→ Exercise instructions: Copy every line of the records below that holds the word "spínací".

→ Exercise inputs:
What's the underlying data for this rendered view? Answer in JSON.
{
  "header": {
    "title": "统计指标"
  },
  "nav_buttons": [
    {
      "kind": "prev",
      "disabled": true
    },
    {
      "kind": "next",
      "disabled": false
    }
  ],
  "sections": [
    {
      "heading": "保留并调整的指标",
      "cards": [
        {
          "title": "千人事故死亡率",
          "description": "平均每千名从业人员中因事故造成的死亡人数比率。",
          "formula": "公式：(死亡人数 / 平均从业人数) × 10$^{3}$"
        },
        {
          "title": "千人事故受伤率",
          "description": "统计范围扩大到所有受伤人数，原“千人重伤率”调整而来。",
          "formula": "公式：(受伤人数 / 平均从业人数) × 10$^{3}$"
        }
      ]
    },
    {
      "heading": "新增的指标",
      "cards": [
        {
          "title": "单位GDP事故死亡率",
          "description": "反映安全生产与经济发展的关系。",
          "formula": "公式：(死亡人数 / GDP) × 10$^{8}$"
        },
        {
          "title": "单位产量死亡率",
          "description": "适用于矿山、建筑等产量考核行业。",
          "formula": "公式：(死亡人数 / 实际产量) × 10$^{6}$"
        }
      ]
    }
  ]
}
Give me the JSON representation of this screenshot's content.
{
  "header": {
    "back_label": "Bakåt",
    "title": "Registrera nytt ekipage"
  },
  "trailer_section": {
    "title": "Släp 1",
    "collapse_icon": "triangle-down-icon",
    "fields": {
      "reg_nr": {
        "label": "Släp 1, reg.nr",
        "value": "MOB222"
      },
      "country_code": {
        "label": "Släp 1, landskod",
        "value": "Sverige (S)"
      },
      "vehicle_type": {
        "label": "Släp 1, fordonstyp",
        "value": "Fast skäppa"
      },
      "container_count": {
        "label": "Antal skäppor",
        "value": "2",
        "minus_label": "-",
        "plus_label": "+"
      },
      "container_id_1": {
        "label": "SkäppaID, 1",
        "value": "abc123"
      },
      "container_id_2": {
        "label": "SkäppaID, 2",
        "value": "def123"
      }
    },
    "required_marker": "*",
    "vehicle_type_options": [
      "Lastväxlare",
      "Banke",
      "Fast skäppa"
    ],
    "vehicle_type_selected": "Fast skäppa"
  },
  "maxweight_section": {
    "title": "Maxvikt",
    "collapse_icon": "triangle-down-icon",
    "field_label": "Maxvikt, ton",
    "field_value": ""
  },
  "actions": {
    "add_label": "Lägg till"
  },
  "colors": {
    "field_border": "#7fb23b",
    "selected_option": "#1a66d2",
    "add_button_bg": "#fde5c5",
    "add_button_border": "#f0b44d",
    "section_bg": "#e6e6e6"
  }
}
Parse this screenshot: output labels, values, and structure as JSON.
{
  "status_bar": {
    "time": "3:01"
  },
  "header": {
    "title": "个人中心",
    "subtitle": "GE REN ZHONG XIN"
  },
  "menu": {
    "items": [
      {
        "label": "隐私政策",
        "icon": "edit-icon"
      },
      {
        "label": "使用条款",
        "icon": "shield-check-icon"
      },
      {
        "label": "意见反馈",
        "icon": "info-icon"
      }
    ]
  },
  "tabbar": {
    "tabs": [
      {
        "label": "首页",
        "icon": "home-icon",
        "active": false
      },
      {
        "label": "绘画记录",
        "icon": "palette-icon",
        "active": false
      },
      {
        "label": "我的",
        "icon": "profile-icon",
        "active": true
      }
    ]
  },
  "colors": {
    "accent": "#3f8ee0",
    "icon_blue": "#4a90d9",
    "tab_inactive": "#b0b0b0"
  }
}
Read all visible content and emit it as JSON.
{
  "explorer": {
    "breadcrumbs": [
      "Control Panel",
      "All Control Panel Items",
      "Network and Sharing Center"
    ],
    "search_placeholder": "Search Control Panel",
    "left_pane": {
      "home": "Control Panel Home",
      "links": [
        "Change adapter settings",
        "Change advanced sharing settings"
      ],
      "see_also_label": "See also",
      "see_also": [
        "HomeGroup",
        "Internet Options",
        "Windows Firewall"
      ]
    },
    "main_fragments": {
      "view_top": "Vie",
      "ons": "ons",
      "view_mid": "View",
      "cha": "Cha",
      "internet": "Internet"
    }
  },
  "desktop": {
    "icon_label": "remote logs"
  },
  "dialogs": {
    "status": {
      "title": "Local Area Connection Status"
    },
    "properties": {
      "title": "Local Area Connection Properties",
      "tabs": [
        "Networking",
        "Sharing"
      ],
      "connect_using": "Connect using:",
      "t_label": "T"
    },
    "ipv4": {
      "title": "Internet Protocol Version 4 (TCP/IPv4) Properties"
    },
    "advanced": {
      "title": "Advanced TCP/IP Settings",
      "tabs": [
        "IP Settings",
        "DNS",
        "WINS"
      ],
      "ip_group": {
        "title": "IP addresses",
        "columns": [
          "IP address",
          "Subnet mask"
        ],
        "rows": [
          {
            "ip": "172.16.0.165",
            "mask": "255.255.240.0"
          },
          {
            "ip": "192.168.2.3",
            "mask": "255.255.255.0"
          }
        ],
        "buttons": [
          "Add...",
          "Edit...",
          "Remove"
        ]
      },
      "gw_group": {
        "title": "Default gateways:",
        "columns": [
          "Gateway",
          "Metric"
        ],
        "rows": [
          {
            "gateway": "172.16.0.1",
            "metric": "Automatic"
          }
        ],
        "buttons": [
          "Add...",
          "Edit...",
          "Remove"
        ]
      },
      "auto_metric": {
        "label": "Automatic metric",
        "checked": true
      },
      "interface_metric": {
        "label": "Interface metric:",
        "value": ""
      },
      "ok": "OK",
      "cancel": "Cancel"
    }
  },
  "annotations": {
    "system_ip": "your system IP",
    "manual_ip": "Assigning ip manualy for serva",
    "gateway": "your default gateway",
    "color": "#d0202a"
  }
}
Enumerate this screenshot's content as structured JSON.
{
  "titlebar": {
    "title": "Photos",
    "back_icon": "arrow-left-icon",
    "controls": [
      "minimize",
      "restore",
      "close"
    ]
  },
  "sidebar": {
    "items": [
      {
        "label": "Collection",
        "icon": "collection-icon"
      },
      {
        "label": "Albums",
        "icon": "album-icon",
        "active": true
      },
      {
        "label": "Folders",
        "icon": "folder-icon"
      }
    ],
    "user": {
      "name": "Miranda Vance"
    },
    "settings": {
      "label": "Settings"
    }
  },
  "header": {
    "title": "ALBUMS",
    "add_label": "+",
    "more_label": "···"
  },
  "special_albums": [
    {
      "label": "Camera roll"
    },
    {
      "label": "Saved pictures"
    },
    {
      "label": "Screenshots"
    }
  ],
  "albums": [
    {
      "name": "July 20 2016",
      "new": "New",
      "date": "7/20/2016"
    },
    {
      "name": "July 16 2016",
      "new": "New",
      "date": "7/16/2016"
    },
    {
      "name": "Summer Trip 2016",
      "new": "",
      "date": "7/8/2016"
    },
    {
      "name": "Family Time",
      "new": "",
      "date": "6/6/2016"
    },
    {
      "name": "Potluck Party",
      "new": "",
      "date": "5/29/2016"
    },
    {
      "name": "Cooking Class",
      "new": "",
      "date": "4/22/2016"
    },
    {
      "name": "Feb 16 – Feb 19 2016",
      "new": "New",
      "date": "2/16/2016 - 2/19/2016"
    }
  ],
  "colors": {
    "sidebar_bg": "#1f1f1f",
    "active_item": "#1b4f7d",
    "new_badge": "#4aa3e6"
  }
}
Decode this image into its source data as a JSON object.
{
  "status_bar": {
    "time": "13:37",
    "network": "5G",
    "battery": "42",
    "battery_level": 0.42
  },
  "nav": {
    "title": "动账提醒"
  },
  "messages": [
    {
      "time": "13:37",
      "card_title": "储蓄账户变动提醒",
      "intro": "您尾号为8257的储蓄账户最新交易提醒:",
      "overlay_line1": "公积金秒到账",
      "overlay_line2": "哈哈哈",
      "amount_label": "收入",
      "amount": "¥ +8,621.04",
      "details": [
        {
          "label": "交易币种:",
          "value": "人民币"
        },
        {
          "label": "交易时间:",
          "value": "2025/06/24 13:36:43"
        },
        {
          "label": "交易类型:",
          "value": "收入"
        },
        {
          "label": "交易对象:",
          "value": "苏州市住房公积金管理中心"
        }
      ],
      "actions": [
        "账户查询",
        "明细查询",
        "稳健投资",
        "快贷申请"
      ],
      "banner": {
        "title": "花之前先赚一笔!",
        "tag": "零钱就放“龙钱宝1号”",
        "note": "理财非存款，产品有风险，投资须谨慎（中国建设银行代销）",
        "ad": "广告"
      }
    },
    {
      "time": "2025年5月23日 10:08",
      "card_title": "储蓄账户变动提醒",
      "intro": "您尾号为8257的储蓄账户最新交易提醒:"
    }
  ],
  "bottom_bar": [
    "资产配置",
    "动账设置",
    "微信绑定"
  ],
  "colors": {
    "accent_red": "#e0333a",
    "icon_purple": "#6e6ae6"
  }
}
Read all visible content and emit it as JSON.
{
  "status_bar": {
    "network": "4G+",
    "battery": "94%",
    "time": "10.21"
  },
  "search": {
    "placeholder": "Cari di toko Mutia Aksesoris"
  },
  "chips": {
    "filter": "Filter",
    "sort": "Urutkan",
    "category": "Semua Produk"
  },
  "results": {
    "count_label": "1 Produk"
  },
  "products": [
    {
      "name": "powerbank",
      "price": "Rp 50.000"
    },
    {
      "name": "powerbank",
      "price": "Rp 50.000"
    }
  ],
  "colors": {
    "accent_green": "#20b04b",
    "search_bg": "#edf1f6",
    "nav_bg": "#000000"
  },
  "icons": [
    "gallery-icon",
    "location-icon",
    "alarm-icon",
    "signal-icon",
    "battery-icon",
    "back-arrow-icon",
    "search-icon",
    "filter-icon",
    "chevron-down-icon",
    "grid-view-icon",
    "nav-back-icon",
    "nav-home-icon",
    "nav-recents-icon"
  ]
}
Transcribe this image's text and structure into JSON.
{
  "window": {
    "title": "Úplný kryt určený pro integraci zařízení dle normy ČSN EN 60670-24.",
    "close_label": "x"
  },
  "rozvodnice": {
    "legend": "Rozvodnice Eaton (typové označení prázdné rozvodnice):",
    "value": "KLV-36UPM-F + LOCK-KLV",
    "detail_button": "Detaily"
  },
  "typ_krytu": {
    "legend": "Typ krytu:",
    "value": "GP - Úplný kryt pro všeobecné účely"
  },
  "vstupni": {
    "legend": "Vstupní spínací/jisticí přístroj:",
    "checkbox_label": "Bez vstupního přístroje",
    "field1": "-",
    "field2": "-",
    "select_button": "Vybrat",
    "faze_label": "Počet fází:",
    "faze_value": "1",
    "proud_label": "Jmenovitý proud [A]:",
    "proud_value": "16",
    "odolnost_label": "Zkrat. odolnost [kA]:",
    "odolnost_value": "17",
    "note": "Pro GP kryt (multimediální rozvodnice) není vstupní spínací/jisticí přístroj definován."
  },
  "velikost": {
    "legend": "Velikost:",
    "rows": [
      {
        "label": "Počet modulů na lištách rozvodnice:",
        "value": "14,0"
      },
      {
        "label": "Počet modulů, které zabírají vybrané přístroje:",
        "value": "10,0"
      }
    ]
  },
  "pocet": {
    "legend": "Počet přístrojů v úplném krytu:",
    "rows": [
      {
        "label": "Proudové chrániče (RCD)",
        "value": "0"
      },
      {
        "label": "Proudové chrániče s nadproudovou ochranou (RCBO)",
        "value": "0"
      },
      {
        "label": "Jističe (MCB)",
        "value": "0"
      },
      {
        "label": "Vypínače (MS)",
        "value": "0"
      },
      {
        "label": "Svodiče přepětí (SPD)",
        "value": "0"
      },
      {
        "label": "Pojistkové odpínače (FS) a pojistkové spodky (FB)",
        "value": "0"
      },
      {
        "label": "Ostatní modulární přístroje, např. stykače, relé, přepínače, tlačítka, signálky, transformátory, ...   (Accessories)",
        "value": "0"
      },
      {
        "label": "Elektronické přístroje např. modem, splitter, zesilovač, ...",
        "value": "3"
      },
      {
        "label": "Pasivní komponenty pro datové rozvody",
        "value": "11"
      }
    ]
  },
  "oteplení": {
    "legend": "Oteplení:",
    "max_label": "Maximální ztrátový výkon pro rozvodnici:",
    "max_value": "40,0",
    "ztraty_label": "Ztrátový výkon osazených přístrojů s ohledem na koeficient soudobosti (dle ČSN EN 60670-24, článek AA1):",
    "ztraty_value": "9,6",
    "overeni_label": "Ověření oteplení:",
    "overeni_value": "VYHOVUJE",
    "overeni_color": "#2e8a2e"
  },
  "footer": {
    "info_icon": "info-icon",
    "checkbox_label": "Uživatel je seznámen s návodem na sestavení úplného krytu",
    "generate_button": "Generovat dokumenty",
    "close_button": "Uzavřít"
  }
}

→ Task output:
    "legend": "Vstupní spínací/jisticí přístroj:",
    "note": "Pro GP kryt (multimediální rozvodnice) není vstupní spínací/jisticí přístroj definován."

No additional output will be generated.